* DIRECTIVE:
Locate the word "symbol" in the material, then show every line that holds it.

(Rows from a figure dataset)
==*==
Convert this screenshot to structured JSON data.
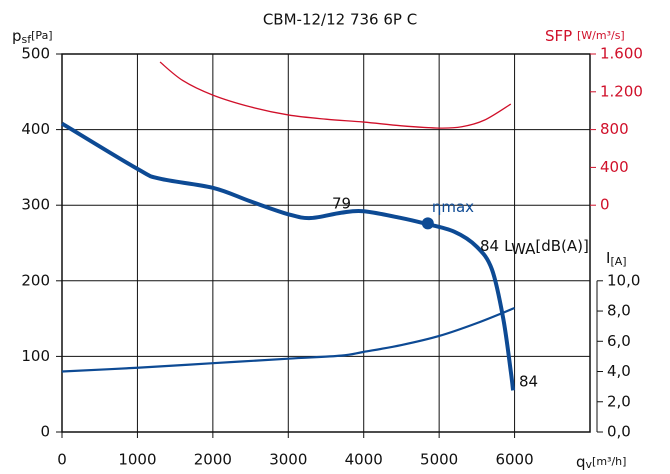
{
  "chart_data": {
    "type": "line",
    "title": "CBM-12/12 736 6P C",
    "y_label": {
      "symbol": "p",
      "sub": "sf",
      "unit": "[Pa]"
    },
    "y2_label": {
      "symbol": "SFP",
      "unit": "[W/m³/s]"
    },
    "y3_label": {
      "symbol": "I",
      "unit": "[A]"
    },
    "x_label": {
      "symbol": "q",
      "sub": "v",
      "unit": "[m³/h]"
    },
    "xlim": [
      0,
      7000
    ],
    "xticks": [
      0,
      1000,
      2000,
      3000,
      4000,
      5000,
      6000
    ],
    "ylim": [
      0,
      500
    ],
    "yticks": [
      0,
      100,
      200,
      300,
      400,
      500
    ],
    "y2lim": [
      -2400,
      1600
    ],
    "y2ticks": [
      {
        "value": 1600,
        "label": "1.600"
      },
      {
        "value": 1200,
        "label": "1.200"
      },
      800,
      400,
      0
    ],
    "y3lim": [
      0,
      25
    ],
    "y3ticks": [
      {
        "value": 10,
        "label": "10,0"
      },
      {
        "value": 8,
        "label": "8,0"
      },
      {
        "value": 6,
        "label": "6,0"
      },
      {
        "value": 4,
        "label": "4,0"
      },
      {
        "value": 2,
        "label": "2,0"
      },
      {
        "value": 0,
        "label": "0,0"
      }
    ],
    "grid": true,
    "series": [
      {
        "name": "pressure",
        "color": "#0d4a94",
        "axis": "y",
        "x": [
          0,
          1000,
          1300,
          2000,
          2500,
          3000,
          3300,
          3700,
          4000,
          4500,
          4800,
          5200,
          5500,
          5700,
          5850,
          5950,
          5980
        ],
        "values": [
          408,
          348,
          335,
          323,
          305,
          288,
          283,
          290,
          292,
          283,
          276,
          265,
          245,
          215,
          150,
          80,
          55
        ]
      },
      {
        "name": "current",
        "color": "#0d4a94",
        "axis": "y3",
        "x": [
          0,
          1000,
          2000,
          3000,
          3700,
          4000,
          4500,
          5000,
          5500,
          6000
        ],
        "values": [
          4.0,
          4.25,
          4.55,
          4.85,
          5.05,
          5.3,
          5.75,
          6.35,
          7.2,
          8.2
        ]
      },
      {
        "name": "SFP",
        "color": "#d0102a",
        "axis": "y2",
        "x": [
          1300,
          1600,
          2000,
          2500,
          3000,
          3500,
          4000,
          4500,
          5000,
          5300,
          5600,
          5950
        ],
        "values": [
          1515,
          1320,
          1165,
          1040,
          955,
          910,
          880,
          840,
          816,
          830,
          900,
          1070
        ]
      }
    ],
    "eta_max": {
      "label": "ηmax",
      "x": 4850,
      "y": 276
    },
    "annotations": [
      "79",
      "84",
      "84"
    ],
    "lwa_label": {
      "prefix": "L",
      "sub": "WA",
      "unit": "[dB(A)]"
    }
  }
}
==*==
* RESPONSE BELOW:
      "symbol": "p",
      "symbol": "SFP",
      "symbol": "I",
      "symbol": "q",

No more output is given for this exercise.